Where a line of the listing below includes the word "title", reproduce that line.
========================
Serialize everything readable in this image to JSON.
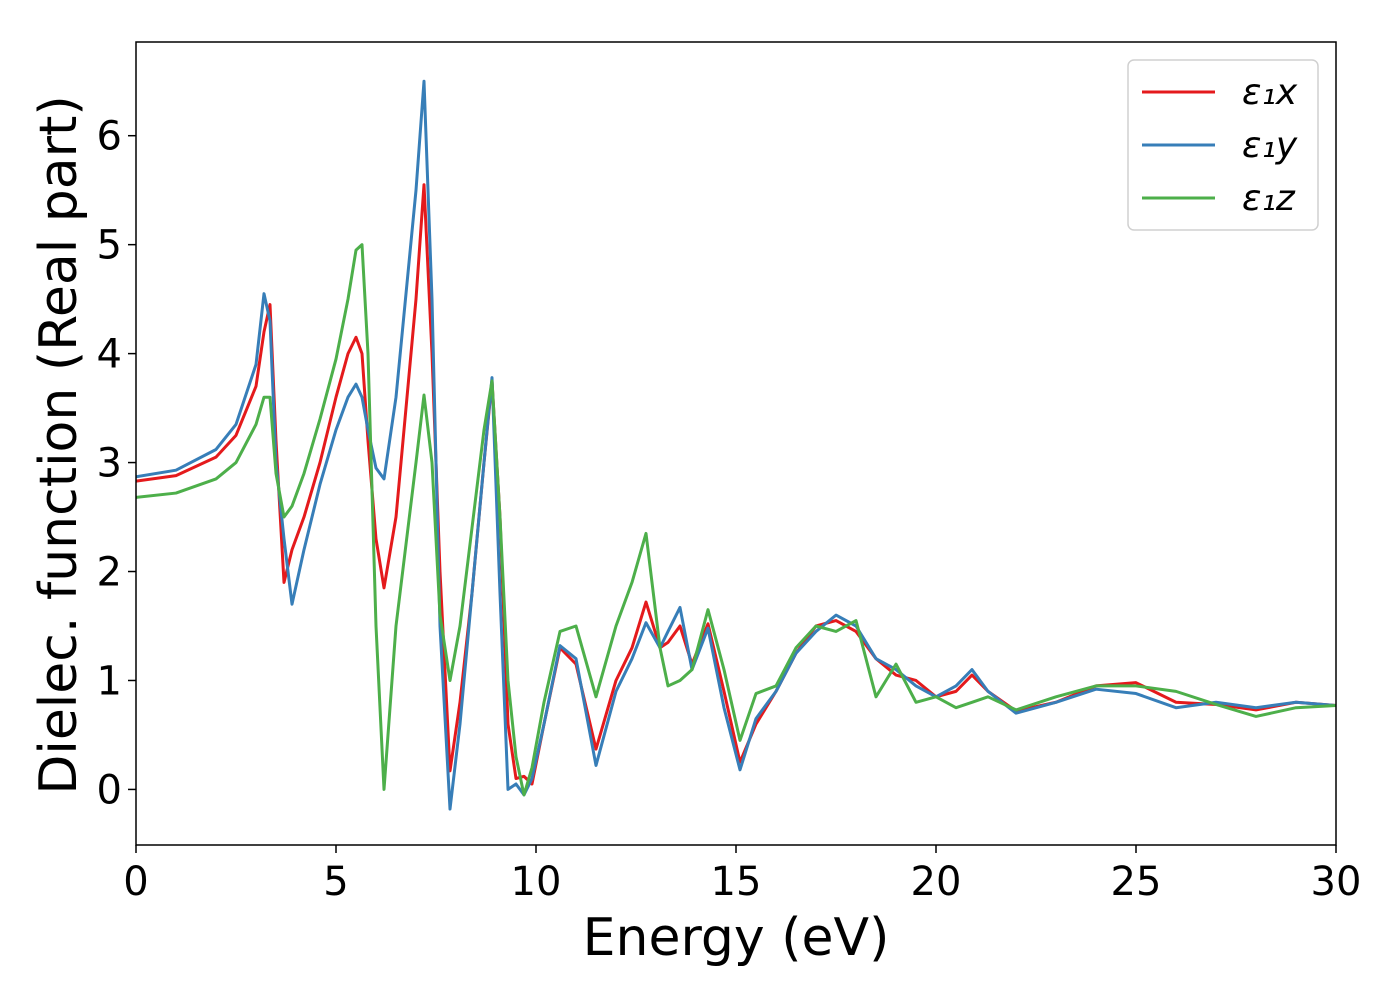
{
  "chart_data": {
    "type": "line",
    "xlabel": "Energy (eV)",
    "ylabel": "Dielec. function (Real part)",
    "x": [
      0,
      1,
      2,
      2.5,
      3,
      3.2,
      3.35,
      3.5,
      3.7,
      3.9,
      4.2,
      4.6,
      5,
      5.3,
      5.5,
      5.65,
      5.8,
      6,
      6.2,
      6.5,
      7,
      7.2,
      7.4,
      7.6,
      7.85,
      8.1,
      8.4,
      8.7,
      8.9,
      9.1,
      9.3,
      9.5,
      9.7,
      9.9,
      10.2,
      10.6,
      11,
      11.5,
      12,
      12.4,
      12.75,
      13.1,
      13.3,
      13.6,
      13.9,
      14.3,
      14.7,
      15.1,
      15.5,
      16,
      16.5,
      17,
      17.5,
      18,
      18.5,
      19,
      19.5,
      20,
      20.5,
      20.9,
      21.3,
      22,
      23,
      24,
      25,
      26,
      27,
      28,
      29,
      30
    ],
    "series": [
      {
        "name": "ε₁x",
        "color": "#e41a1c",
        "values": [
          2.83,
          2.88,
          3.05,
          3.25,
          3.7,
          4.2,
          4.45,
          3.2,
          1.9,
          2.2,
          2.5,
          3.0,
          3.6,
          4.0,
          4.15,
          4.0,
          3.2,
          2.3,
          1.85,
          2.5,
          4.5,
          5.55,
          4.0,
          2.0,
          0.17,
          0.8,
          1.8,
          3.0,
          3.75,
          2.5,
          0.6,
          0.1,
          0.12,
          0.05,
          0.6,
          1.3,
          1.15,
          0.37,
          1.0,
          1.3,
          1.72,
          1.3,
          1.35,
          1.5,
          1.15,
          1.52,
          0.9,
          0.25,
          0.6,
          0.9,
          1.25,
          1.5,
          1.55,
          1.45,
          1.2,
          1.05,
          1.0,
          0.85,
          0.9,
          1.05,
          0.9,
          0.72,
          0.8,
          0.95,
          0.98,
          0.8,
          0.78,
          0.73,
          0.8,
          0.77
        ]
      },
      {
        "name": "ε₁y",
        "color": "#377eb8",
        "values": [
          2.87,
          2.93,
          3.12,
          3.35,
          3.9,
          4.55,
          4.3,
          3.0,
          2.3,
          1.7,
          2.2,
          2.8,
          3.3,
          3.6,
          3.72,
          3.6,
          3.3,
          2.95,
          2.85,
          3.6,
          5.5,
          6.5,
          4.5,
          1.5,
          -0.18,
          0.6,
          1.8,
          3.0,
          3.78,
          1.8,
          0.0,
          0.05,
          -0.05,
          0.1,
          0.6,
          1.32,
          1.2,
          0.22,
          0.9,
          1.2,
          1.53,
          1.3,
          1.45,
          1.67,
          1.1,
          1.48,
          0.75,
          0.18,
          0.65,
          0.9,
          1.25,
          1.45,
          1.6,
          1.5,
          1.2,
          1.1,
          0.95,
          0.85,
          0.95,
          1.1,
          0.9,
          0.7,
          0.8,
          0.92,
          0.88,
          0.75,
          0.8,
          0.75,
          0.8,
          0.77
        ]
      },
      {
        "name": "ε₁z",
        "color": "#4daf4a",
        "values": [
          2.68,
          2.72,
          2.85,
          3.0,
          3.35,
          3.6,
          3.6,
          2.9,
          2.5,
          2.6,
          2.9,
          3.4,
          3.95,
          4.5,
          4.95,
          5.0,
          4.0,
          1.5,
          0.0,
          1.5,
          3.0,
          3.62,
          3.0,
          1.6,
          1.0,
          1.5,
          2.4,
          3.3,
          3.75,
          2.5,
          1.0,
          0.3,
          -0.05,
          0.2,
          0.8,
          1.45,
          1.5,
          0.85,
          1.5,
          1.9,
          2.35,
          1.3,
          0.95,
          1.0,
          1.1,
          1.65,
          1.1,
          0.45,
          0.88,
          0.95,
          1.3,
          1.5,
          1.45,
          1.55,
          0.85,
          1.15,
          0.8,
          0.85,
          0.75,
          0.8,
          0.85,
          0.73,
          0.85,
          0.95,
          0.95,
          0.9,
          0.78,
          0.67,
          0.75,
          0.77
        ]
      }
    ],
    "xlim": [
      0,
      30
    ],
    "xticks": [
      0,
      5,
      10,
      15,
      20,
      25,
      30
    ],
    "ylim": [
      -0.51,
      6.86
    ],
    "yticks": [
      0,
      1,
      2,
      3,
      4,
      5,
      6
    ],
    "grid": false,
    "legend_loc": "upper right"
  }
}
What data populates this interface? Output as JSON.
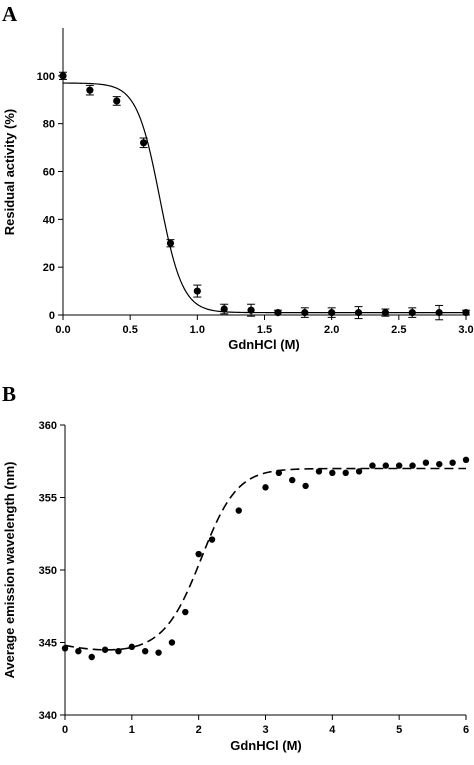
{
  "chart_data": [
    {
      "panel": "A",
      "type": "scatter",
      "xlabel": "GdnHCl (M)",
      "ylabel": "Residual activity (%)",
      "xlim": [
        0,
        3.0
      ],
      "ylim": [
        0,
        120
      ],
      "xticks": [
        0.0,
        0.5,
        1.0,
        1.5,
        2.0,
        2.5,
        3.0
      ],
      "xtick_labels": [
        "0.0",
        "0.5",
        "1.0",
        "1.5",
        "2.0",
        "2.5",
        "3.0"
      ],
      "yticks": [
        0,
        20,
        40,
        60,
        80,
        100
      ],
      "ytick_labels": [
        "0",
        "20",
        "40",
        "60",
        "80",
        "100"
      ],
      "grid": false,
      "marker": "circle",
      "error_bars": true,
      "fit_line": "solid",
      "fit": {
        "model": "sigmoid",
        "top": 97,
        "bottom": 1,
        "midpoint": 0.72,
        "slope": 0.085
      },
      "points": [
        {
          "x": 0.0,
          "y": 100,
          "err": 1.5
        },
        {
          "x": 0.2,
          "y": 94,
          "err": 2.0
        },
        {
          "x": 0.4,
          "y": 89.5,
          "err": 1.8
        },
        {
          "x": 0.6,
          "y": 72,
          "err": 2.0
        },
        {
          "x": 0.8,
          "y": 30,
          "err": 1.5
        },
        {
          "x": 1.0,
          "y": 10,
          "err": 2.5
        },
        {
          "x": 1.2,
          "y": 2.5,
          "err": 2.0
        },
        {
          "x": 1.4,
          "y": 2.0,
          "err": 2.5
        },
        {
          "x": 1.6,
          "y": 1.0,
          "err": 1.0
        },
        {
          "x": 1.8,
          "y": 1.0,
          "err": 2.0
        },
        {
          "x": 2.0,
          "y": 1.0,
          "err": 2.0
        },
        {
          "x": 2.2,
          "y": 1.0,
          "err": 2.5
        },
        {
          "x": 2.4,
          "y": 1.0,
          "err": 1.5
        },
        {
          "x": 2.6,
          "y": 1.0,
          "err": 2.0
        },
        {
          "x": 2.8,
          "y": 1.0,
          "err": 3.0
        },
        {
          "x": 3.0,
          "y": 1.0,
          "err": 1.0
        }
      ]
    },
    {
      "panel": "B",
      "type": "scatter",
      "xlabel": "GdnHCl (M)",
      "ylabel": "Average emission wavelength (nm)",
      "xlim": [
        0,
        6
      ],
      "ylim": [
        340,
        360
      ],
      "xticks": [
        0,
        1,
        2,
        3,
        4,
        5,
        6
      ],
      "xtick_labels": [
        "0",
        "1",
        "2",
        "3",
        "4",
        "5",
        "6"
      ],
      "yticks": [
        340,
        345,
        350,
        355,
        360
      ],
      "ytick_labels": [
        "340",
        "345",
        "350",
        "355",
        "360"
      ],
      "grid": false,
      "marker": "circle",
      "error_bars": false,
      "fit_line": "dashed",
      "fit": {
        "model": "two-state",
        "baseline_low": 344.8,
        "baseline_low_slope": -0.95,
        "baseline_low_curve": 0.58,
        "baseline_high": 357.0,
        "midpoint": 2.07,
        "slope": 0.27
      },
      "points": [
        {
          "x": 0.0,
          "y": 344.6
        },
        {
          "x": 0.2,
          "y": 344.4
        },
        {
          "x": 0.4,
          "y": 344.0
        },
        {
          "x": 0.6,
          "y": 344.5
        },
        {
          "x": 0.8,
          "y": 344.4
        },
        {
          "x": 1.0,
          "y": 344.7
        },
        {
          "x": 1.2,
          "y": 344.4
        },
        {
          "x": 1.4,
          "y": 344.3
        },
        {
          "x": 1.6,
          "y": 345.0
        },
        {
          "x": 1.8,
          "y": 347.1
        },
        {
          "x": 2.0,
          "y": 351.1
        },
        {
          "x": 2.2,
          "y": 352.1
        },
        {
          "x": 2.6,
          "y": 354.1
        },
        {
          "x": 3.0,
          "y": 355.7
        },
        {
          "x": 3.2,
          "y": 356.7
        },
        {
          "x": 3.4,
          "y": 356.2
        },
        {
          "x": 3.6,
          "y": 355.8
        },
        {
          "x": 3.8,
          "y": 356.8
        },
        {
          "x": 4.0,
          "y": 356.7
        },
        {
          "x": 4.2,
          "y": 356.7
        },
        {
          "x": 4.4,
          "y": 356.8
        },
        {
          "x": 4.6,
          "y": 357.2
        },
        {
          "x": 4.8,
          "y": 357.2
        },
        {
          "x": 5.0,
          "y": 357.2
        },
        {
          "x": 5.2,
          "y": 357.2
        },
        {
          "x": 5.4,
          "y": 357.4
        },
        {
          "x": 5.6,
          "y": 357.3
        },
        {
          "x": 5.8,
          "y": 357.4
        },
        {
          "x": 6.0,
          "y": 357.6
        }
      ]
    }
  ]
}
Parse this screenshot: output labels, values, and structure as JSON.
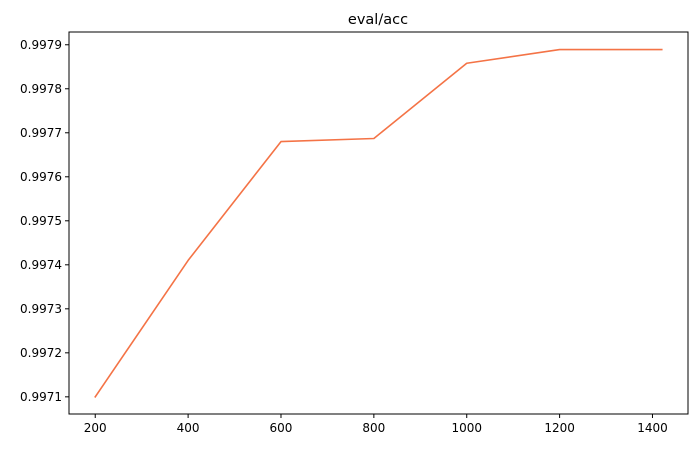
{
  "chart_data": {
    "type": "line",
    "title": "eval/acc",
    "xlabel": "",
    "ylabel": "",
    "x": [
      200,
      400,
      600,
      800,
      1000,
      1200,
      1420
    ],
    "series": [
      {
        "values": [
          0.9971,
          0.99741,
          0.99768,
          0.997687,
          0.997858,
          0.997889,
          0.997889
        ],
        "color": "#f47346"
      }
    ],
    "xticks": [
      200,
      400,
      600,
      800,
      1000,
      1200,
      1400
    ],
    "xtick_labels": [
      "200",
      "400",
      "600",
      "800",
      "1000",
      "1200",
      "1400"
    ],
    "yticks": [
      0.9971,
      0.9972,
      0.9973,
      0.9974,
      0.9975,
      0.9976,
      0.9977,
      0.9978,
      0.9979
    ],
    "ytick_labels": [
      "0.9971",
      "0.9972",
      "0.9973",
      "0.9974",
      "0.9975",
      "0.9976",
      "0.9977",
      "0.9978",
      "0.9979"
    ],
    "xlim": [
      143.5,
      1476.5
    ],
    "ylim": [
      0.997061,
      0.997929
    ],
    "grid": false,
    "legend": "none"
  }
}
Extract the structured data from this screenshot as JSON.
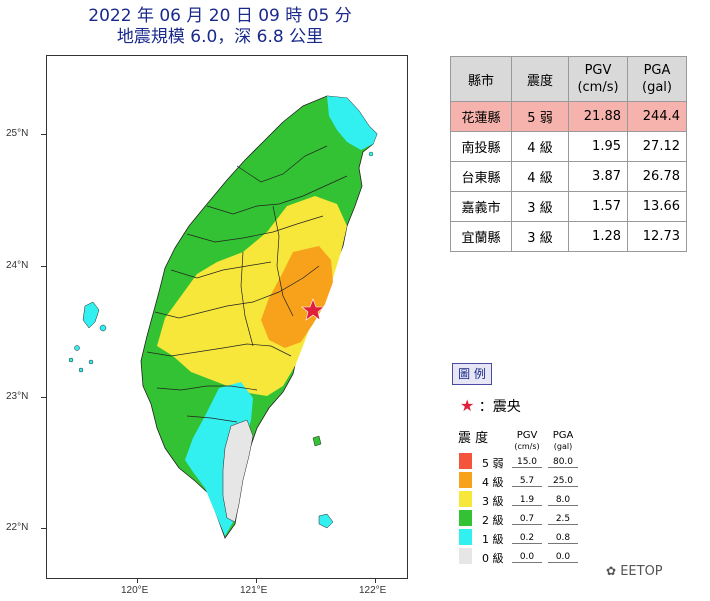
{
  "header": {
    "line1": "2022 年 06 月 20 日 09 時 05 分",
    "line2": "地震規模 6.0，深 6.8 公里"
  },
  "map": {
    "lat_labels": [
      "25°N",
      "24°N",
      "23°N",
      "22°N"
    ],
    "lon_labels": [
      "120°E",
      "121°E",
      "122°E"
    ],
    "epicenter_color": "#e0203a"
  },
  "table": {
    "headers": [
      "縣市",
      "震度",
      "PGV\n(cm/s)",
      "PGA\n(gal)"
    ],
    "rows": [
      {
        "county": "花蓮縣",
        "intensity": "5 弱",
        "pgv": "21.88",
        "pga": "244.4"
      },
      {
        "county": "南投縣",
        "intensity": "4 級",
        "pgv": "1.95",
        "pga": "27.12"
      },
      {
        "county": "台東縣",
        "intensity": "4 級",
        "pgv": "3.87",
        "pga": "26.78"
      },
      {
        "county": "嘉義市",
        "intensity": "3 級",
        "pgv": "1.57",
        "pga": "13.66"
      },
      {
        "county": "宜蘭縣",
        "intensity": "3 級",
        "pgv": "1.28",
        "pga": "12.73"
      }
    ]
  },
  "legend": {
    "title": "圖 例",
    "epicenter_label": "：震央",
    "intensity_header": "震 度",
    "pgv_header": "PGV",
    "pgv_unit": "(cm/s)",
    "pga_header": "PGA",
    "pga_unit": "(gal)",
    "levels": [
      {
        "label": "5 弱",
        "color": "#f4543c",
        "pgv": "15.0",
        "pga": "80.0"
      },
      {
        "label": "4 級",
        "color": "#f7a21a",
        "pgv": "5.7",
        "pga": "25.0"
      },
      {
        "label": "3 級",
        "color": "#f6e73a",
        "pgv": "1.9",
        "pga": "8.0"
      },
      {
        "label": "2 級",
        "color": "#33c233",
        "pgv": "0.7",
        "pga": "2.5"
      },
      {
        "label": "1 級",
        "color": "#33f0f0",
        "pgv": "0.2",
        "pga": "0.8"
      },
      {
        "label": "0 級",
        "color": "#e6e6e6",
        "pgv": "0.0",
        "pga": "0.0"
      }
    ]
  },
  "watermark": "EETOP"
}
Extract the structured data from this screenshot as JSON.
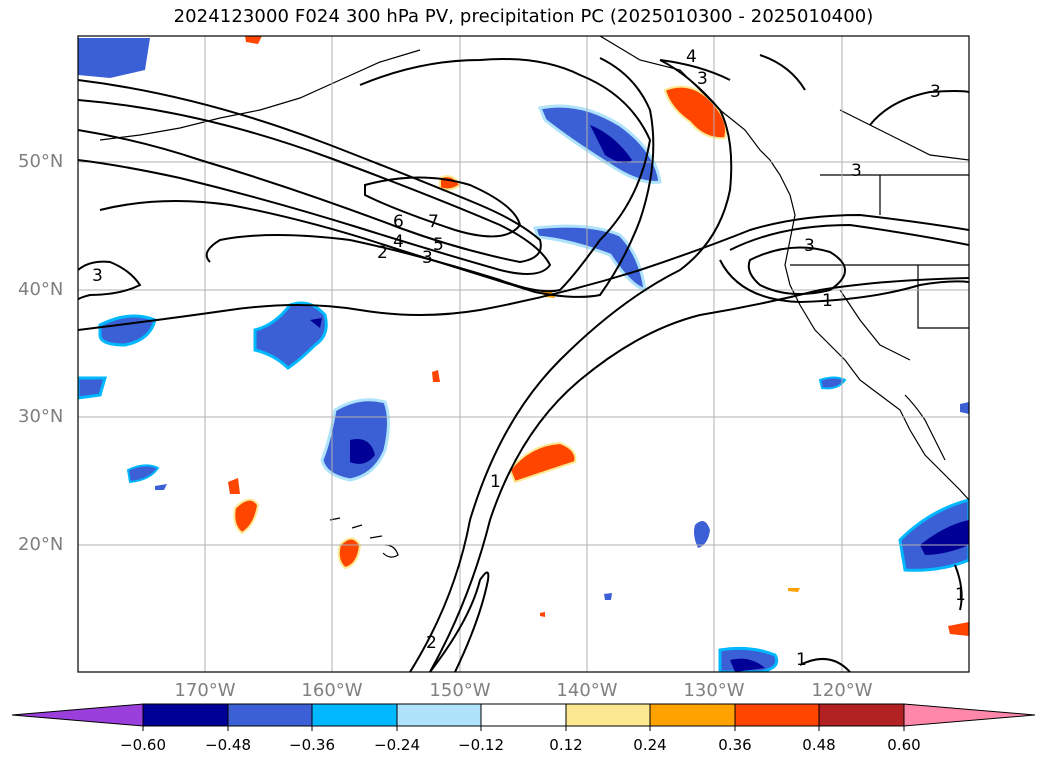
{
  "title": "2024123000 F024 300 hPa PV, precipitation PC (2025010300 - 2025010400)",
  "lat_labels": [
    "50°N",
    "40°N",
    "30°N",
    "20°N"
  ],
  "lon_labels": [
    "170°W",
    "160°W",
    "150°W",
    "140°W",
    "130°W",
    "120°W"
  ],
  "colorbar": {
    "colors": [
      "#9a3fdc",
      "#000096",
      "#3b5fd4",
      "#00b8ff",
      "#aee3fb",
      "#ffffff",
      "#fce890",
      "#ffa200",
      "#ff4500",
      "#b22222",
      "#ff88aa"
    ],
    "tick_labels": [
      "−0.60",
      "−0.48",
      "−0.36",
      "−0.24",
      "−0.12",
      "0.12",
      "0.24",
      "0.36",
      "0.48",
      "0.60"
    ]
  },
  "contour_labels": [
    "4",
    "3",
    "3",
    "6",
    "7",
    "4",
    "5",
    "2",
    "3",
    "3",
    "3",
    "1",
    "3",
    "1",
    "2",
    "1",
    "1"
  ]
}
========================
Solution to this problem:
    "title": "eval/acc",
    "title": "圖 例",
  "title": "2024123000 F024 300 hPa PV, precipitation PC (2025010300 - 2025010400)",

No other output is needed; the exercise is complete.